— Start —
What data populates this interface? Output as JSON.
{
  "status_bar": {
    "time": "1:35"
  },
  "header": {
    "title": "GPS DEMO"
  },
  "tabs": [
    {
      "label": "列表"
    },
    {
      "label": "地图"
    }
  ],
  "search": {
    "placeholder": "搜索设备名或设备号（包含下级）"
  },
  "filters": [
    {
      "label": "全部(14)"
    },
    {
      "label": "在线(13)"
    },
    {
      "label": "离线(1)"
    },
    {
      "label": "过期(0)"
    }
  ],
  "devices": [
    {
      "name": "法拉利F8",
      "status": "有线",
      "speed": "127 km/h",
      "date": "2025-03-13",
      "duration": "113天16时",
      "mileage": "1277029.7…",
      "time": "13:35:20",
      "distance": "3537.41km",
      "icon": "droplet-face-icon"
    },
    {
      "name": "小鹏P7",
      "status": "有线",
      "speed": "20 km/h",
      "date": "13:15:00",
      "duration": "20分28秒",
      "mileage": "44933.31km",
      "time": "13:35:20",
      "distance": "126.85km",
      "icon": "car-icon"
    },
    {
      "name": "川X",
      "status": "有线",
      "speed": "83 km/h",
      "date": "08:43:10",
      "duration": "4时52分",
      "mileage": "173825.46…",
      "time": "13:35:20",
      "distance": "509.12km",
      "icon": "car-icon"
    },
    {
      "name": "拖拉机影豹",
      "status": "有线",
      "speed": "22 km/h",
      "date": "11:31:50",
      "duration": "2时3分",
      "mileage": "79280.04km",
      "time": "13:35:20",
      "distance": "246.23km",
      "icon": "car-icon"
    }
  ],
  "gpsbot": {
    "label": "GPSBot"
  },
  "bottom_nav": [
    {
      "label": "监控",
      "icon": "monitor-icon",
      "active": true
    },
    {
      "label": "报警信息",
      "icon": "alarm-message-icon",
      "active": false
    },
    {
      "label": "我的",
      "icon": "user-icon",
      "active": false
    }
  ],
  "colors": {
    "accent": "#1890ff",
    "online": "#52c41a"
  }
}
— End —
Given instruction: Working from the material above, retype it in its entirety without change.

Solution to this exercise:
What data populates this interface? Output as JSON.
{
  "status_bar": {
    "time": "1:35"
  },
  "header": {
    "title": "GPS DEMO"
  },
  "tabs": [
    {
      "label": "列表"
    },
    {
      "label": "地图"
    }
  ],
  "search": {
    "placeholder": "搜索设备名或设备号（包含下级）"
  },
  "filters": [
    {
      "label": "全部(14)"
    },
    {
      "label": "在线(13)"
    },
    {
      "label": "离线(1)"
    },
    {
      "label": "过期(0)"
    }
  ],
  "devices": [
    {
      "name": "法拉利F8",
      "status": "有线",
      "speed": "127 km/h",
      "date": "2025-03-13",
      "duration": "113天16时",
      "mileage": "1277029.7…",
      "time": "13:35:20",
      "distance": "3537.41km",
      "icon": "droplet-face-icon"
    },
    {
      "name": "小鹏P7",
      "status": "有线",
      "speed": "20 km/h",
      "date": "13:15:00",
      "duration": "20分28秒",
      "mileage": "44933.31km",
      "time": "13:35:20",
      "distance": "126.85km",
      "icon": "car-icon"
    },
    {
      "name": "川X",
      "status": "有线",
      "speed": "83 km/h",
      "date": "08:43:10",
      "duration": "4时52分",
      "mileage": "173825.46…",
      "time": "13:35:20",
      "distance": "509.12km",
      "icon": "car-icon"
    },
    {
      "name": "拖拉机影豹",
      "status": "有线",
      "speed": "22 km/h",
      "date": "11:31:50",
      "duration": "2时3分",
      "mileage": "79280.04km",
      "time": "13:35:20",
      "distance": "246.23km",
      "icon": "car-icon"
    }
  ],
  "gpsbot": {
    "label": "GPSBot"
  },
  "bottom_nav": [
    {
      "label": "监控",
      "icon": "monitor-icon",
      "active": true
    },
    {
      "label": "报警信息",
      "icon": "alarm-message-icon",
      "active": false
    },
    {
      "label": "我的",
      "icon": "user-icon",
      "active": false
    }
  ],
  "colors": {
    "accent": "#1890ff",
    "online": "#52c41a"
  }
}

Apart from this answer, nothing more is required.